(DIRECTION):
Pull out every line containing the string "Purchase".

[MATERIAL start]

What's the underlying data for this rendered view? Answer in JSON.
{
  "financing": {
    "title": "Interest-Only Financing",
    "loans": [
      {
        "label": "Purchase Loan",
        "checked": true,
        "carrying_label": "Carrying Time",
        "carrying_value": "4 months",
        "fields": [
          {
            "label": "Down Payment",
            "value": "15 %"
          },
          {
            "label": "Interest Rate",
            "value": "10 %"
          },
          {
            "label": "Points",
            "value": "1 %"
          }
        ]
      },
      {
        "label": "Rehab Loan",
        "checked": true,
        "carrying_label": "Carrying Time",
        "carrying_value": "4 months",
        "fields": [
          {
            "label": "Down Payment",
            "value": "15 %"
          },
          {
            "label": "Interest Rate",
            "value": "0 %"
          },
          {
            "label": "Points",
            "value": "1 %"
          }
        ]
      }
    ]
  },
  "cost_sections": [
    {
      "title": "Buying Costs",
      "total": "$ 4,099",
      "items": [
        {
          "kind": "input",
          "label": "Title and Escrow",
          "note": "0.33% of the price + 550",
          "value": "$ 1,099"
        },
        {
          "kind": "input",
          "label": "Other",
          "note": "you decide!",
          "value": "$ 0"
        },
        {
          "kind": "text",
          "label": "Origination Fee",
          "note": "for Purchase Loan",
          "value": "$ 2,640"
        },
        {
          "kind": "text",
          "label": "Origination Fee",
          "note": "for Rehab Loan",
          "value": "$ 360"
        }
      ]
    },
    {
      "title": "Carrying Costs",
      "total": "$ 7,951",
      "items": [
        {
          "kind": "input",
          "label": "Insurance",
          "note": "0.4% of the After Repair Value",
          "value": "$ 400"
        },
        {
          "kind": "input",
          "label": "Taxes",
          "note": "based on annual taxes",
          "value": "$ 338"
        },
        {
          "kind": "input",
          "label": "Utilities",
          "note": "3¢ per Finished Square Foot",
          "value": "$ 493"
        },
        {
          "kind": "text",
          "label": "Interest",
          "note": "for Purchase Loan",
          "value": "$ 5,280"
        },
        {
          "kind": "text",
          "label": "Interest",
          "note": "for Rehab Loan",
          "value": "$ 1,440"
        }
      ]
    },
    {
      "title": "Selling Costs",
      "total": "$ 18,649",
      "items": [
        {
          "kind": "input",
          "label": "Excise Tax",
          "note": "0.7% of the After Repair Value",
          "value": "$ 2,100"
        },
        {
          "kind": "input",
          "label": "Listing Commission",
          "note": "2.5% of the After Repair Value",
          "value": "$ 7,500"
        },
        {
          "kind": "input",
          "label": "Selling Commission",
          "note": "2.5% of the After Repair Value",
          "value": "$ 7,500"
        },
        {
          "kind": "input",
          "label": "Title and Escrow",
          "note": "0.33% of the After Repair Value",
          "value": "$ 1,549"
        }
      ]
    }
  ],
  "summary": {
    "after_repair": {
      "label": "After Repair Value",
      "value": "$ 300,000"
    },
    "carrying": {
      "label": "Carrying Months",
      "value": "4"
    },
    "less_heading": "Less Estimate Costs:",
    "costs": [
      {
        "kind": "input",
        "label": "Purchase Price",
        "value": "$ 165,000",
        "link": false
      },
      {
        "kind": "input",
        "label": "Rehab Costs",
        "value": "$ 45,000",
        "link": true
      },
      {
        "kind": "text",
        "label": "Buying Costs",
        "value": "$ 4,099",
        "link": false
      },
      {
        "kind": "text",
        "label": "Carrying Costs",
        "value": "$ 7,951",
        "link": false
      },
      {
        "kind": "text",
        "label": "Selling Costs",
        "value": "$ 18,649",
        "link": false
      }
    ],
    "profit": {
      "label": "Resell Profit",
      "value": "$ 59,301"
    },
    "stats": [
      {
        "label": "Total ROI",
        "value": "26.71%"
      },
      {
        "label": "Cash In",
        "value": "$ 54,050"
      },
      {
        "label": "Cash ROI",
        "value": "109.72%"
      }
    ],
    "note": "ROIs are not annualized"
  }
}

[MATERIAL end]

(TASK SOLUTION):
        "label": "Purchase Loan",
          "note": "for Purchase Loan",
          "note": "for Purchase Loan",
        "label": "Purchase Price",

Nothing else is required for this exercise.